— Required task —
Exactly as written, retype the listing below, omitting the pictures.

— Data for processing —
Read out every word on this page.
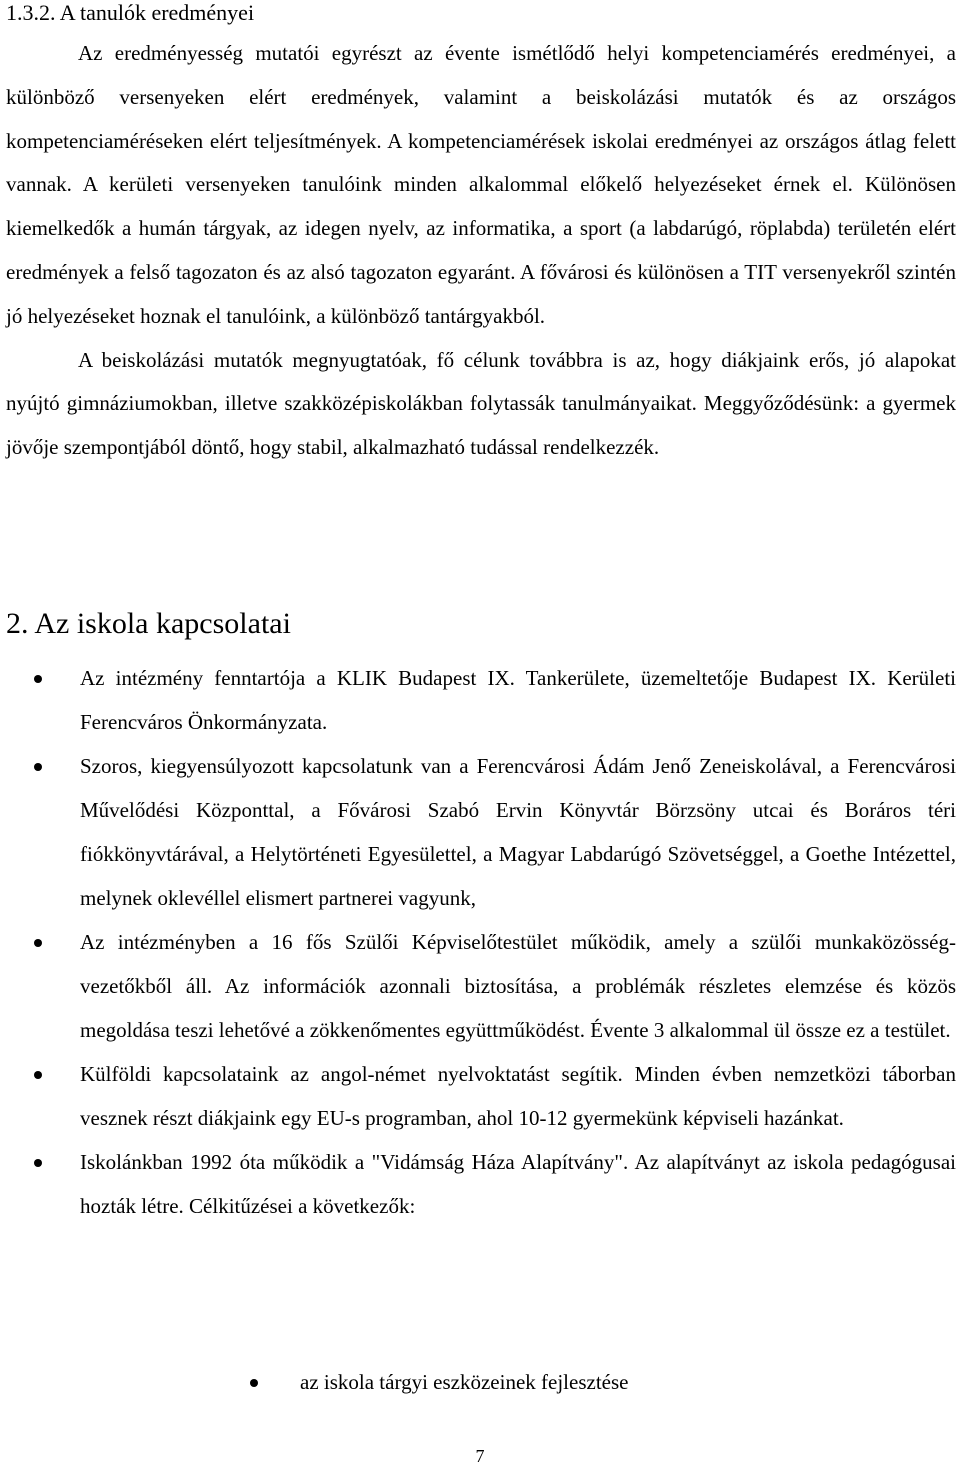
1.3.2. A tanulók eredményei

Az eredményesség mutatói egyrészt az évente ismétlődő helyi kompetenciamérés eredményei, a különböző versenyeken elért eredmények, valamint a beiskolázási mutatók és az országos kompetenciaméréseken elért teljesítmények. A kompetenciamérések iskolai eredményei az országos átlag felett vannak. A kerületi versenyeken tanulóink minden alkalommal előkelő helyezéseket érnek el. Különösen kiemelkedők a humán tárgyak, az idegen nyelv, az informatika, a sport (a labdarúgó, röplabda) területén elért eredmények a felső tagozaton és az alsó tagozaton egyaránt. A fővárosi és különösen a TIT versenyekről szintén jó helyezéseket hoznak el tanulóink, a különböző tantárgyakból.

A beiskolázási mutatók megnyugtatóak, fő célunk továbbra is az, hogy diákjaink erős, jó alapokat nyújtó gimnáziumokban, illetve szakközépiskolákban folytassák tanulmányaikat. Meggyőződésünk: a gyermek jövője szempontjából döntő, hogy stabil, alkalmazható tudással rendelkezzék.

2. Az iskola kapcsolatai
Az intézmény fenntartója a KLIK Budapest IX. Tankerülete, üzemeltetője Budapest IX. Kerületi Ferencváros Önkormányzata.
Szoros, kiegyensúlyozott kapcsolatunk van a Ferencvárosi Ádám Jenő Zeneiskolával, a Ferencvárosi Művelődési Központtal, a Fővárosi Szabó Ervin Könyvtár Börzsöny utcai és Boráros téri fiókkönyvtárával, a Helytörténeti Egyesülettel, a Magyar Labdarúgó Szövetséggel, a Goethe Intézettel, melynek oklevéllel elismert partnerei vagyunk,
Az intézményben a 16 fős Szülői Képviselőtestület működik, amely a szülői munkaközösség-vezetőkből áll. Az információk azonnali biztosítása, a problémák részletes elemzése és közös megoldása teszi lehetővé a zökkenőmentes együttműködést. Évente 3 alkalommal ül össze ez a testület.
Külföldi kapcsolataink az angol-német nyelvoktatást segítik. Minden évben nemzetközi táborban vesznek részt diákjaink egy EU-s programban, ahol 10-12 gyermekünk képviseli hazánkat.
Iskolánkban 1992 óta működik a "Vidámság Háza Alapítvány". Az alapítványt az iskola pedagógusai hozták létre. Célkitűzései a következők:
az iskola tárgyi eszközeinek fejlesztése
7
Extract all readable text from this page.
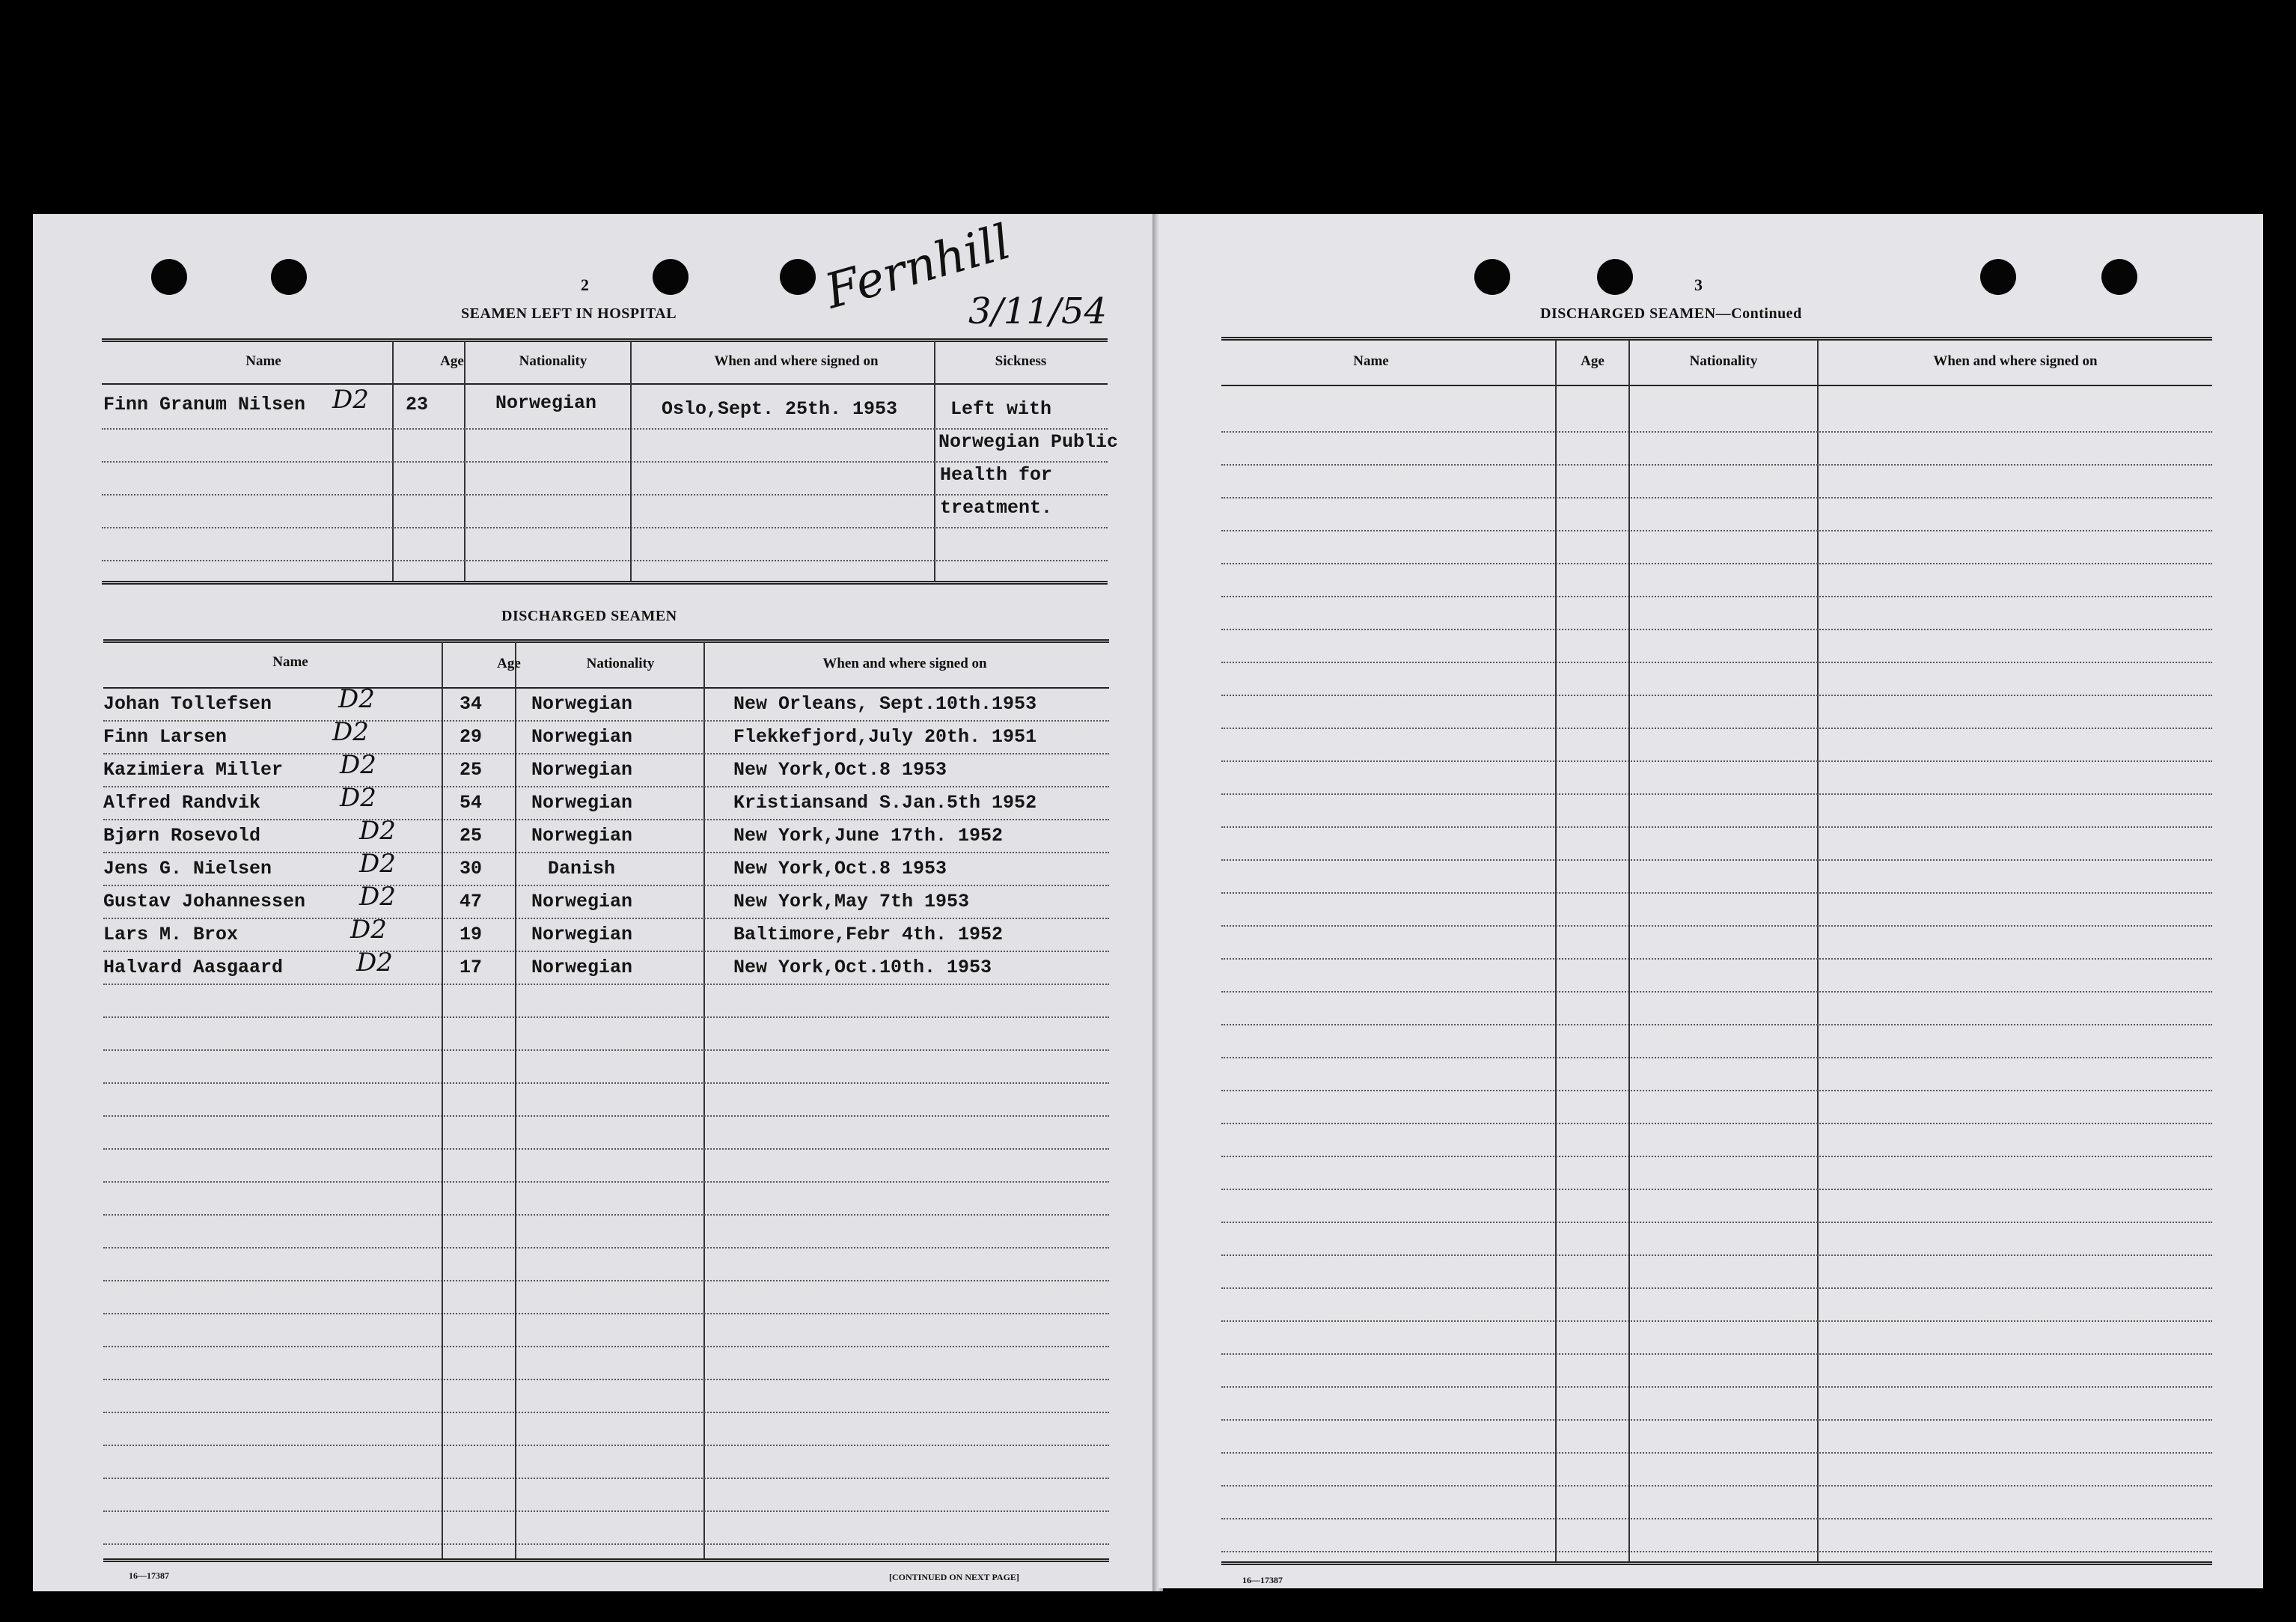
2
SEAMEN LEFT IN HOSPITAL	Fernhill
3/11/54
Name	Age	Nationality	When and where signed on	Sickness
Finn Granum Nilsen D2 23	Norwegian	Oslo,Sept. 25th. 1953	Left with
Norwegian Public
Health for
treatment.
DISCHARGED SEAMEN
Name	Age	Nationality	When and where signed on
Johan Tollefsen	D2	34	Norwegian	New Orleans, Sept.10th.1953
Finn Larsen	D2	29	Norwegian	Flekkefjord,July 20th. 1951
Kazimiera Miller D2	25	Norwegian	New York,Oct.8 1953
Alfred Randvik	D2	54	Norwegian	Kristiansand S.Jan.5th 1952
Bjørn Rosevold	D2	25	Norwegian	New York,June 17th. 1952
Jens G. Nielsen	D2	30	Danish	New York,Oct.8 1953
Gustav Johannessen D2	47	Norwegian	New York,May 7th 1953
Lars M. Brox	D2	19	Norwegian	Baltimore,Febr 4th. 1952
Halvard Aasgaard	D2	17	Norwegian	New York,Oct.10th. 1953
16—17387	[CONTINUED ON NEXT PAGE]
3
DISCHARGED SEAMEN—Continued
Name	Age	Nationality	When and where signed on
16—17387
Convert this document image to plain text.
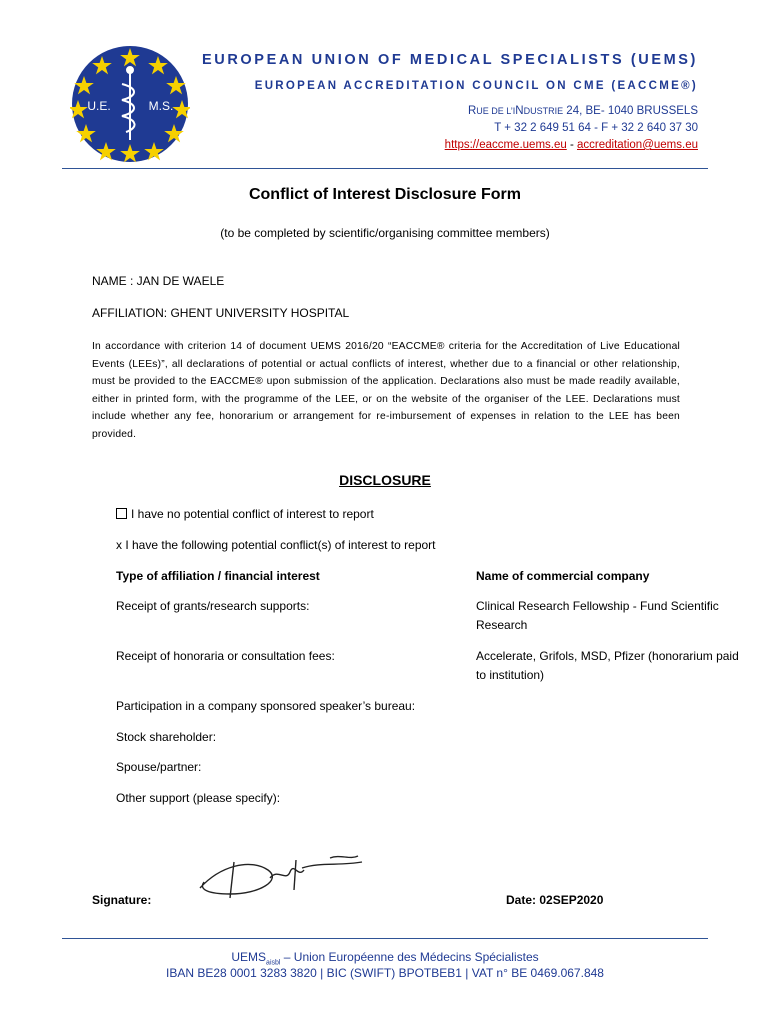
U.E.	M.S.
EUROPEAN UNION OF MEDICAL SPECIALISTS (UEMS)
EUROPEAN ACCREDITATION COUNCIL ON CME (EACCME®)
RUE DE L’INDUSTRIE 24, BE- 1040 BRUSSELS
T + 32 2 649 51 64 - F + 32 2 640 37 30
https://eaccme.uems.eu - accreditation@uems.eu
Conflict of Interest Disclosure Form
(to be completed by scientific/organising committee members)
NAME : JAN DE WAELE
AFFILIATION: GHENT UNIVERSITY HOSPITAL
In accordance with criterion 14 of document UEMS 2016/20 “EACCME® criteria for the Accreditation of Live Educational Events (LEEs)”, all declarations of potential or actual conflicts of interest, whether due to a financial or other relationship, must be provided to the EACCME® upon submission of the application. Declarations also must be made readily available, either in printed form, with the programme of the LEE, or on the website of the organiser of the LEE. Declarations must include whether any fee, honorarium or arrangement for re-imbursement of expenses in relation to the LEE has been provided.
DISCLOSURE
I have no potential conflict of interest to report
x I have the following potential conflict(s) of interest to report
Type of affiliation / financial interest	Name of commercial company
Receipt of grants/research supports:	Clinical Research Fellowship - Fund Scientific Research
Receipt of honoraria or consultation fees:	Accelerate, Grifols, MSD, Pfizer (honorarium paid to institution)
Participation in a company sponsored speaker’s bureau:
Stock shareholder:
Spouse/partner:
Other support (please specify):
Signature:	Date: 02SEP2020
$UEMS_{aisbl}$ – Union Européenne des Médecins Spécialistes
IBAN BE28 0001 3283 3820 | BIC (SWIFT) BPOTBEB1 | VAT n° BE 0469.067.848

— Result below —
Read out every word on this page.
1.3.2. A tanulók eredményei

Az eredményesség mutatói egyrészt az évente ismétlődő helyi kompetenciamérés eredményei, a különböző versenyeken elért eredmények, valamint a beiskolázási mutatók és az országos kompetenciaméréseken elért teljesítmények. A kompetenciamérések iskolai eredményei az országos átlag felett vannak. A kerületi versenyeken tanulóink minden alkalommal előkelő helyezéseket érnek el. Különösen kiemelkedők a humán tárgyak, az idegen nyelv, az informatika, a sport (a labdarúgó, röplabda) területén elért eredmények a felső tagozaton és az alsó tagozaton egyaránt. A fővárosi és különösen a TIT versenyekről szintén jó helyezéseket hoznak el tanulóink, a különböző tantárgyakból.

A beiskolázási mutatók megnyugtatóak, fő célunk továbbra is az, hogy diákjaink erős, jó alapokat nyújtó gimnáziumokban, illetve szakközépiskolákban folytassák tanulmányaikat. Meggyőződésünk: a gyermek jövője szempontjából döntő, hogy stabil, alkalmazható tudással rendelkezzék.

2. Az iskola kapcsolatai
Az intézmény fenntartója a KLIK Budapest IX. Tankerülete, üzemeltetője Budapest IX. Kerületi Ferencváros Önkormányzata.
Szoros, kiegyensúlyozott kapcsolatunk van a Ferencvárosi Ádám Jenő Zeneiskolával, a Ferencvárosi Művelődési Központtal, a Fővárosi Szabó Ervin Könyvtár Börzsöny utcai és Boráros téri fiókkönyvtárával, a Helytörténeti Egyesülettel, a Magyar Labdarúgó Szövetséggel, a Goethe Intézettel, melynek oklevéllel elismert partnerei vagyunk,
Az intézményben a 16 fős Szülői Képviselőtestület működik, amely a szülői munkaközösség-vezetőkből áll. Az információk azonnali biztosítása, a problémák részletes elemzése és közös megoldása teszi lehetővé a zökkenőmentes együttműködést. Évente 3 alkalommal ül össze ez a testület.
Külföldi kapcsolataink az angol-német nyelvoktatást segítik. Minden évben nemzetközi táborban vesznek részt diákjaink egy EU-s programban, ahol 10-12 gyermekünk képviseli hazánkat.
Iskolánkban 1992 óta működik a "Vidámság Háza Alapítvány". Az alapítványt az iskola pedagógusai hozták létre. Célkitűzései a következők:
az iskola tárgyi eszközeinek fejlesztése
7
Extract all readable text from this page.
2
SEAMEN LEFT IN HOSPITAL	Fernhill
3/11/54
Name	Age	Nationality	When and where signed on	Sickness
Finn Granum Nilsen D2 23	Norwegian	Oslo,Sept. 25th. 1953	Left with
Norwegian Public
Health for
treatment.
DISCHARGED SEAMEN
Name	Age	Nationality	When and where signed on
Johan Tollefsen	D2	34	Norwegian	New Orleans, Sept.10th.1953
Finn Larsen	D2	29	Norwegian	Flekkefjord,July 20th. 1951
Kazimiera Miller D2	25	Norwegian	New York,Oct.8 1953
Alfred Randvik	D2	54	Norwegian	Kristiansand S.Jan.5th 1952
Bjørn Rosevold	D2	25	Norwegian	New York,June 17th. 1952
Jens G. Nielsen	D2	30	Danish	New York,Oct.8 1953
Gustav Johannessen D2	47	Norwegian	New York,May 7th 1953
Lars M. Brox	D2	19	Norwegian	Baltimore,Febr 4th. 1952
Halvard Aasgaard	D2	17	Norwegian	New York,Oct.10th. 1953
16—17387	[CONTINUED ON NEXT PAGE]
3
DISCHARGED SEAMEN—Continued
Name	Age	Nationality	When and where signed on
16—17387
Convert this document image to plain text.
U.E.	M.S.
EUROPEAN UNION OF MEDICAL SPECIALISTS (UEMS)
EUROPEAN ACCREDITATION COUNCIL ON CME (EACCME®)
RUE DE L’INDUSTRIE 24, BE- 1040 BRUSSELS
T + 32 2 649 51 64 - F + 32 2 640 37 30
https://eaccme.uems.eu - accreditation@uems.eu
Conflict of Interest Disclosure Form
(to be completed by scientific/organising committee members)
NAME : JAN DE WAELE
AFFILIATION: GHENT UNIVERSITY HOSPITAL
In accordance with criterion 14 of document UEMS 2016/20 “EACCME® criteria for the Accreditation of Live Educational Events (LEEs)”, all declarations of potential or actual conflicts of interest, whether due to a financial or other relationship, must be provided to the EACCME® upon submission of the application. Declarations also must be made readily available, either in printed form, with the programme of the LEE, or on the website of the organiser of the LEE. Declarations must include whether any fee, honorarium or arrangement for re-imbursement of expenses in relation to the LEE has been provided.
DISCLOSURE
I have no potential conflict of interest to report
x I have the following potential conflict(s) of interest to report
Type of affiliation / financial interest	Name of commercial company
Receipt of grants/research supports:	Clinical Research Fellowship - Fund Scientific Research
Receipt of honoraria or consultation fees:	Accelerate, Grifols, MSD, Pfizer (honorarium paid to institution)
Participation in a company sponsored speaker’s bureau:
Stock shareholder:
Spouse/partner:
Other support (please specify):
Signature:	Date: 02SEP2020
$UEMS_{aisbl}$ – Union Européenne des Médecins Spécialistes
IBAN BE28 0001 3283 3820 | BIC (SWIFT) BPOTBEB1 | VAT n° BE 0469.067.848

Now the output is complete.